What is the number of lines in the entries that include the word "Agosto"? Respond with the number only.

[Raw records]
----

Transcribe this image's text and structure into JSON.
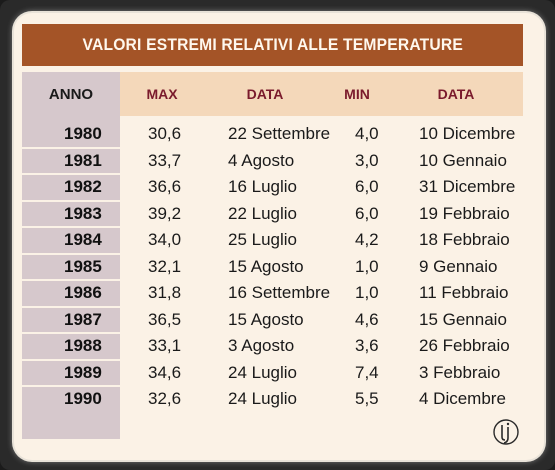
{
  "table": {
    "title": "VALORI  ESTREMI RELATIVI ALLE TEMPERATURE",
    "headers": {
      "anno": "ANNO",
      "max": "MAX",
      "data_max": "DATA",
      "min": "MIN",
      "data_min": "DATA"
    },
    "rows": [
      {
        "anno": "1980",
        "max": "30,6",
        "data_max": "22 Settembre",
        "min": "4,0",
        "data_min": "10 Dicembre"
      },
      {
        "anno": "1981",
        "max": "33,7",
        "data_max": "4 Agosto",
        "min": "3,0",
        "data_min": "10 Gennaio"
      },
      {
        "anno": "1982",
        "max": "36,6",
        "data_max": "16 Luglio",
        "min": "6,0",
        "data_min": "31 Dicembre"
      },
      {
        "anno": "1983",
        "max": "39,2",
        "data_max": "22 Luglio",
        "min": "6,0",
        "data_min": "19 Febbraio"
      },
      {
        "anno": "1984",
        "max": "34,0",
        "data_max": "25 Luglio",
        "min": "4,2",
        "data_min": "18 Febbraio"
      },
      {
        "anno": "1985",
        "max": "32,1",
        "data_max": "15 Agosto",
        "min": "1,0",
        "data_min": "9 Gennaio"
      },
      {
        "anno": "1986",
        "max": "31,8",
        "data_max": "16 Settembre",
        "min": "1,0",
        "data_min": "11 Febbraio"
      },
      {
        "anno": "1987",
        "max": "36,5",
        "data_max": "15 Agosto",
        "min": "4,6",
        "data_min": "15 Gennaio"
      },
      {
        "anno": "1988",
        "max": "33,1",
        "data_max": "3 Agosto",
        "min": "3,6",
        "data_min": "26 Febbraio"
      },
      {
        "anno": "1989",
        "max": "34,6",
        "data_max": "24 Luglio",
        "min": "7,4",
        "data_min": "3 Febbraio"
      },
      {
        "anno": "1990",
        "max": "32,6",
        "data_max": "24 Luglio",
        "min": "5,5",
        "data_min": "4 Dicembre"
      }
    ]
  },
  "colors": {
    "title_bar": "#a45427",
    "header_row": "#f4d8ba",
    "anno_column": "#d6c8cc",
    "accent_header": "#7a1a2c",
    "background": "#fbf2e6"
  },
  "logo": {
    "icon": "circle-letter-logo-icon"
  }
}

----

**Completed exercise:** 4